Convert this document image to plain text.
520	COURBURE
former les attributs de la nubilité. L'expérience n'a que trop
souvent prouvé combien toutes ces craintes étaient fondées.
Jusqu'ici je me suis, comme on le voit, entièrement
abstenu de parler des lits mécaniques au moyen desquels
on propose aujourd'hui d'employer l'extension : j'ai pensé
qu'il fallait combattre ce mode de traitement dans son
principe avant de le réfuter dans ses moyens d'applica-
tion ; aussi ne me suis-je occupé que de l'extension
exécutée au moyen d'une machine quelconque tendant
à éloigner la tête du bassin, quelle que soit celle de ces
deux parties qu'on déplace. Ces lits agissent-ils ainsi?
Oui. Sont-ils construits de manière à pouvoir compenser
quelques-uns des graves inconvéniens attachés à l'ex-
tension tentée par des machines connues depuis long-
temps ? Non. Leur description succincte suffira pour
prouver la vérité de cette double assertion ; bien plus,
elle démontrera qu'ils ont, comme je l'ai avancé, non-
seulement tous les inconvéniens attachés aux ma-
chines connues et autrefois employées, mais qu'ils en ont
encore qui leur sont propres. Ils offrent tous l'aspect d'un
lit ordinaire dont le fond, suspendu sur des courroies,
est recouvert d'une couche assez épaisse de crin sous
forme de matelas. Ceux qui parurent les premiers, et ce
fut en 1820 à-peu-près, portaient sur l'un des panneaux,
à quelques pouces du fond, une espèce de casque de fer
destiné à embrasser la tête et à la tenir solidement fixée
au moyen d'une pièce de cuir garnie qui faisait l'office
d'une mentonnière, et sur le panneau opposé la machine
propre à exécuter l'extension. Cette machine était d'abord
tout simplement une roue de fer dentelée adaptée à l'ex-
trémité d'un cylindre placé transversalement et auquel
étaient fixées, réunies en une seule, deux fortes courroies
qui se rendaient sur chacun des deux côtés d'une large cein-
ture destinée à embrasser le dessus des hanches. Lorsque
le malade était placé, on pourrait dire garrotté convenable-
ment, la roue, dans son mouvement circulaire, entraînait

**Task objective**:
Give back only a number, the number of lines where the string "suis" occurs.

**Task result**:
2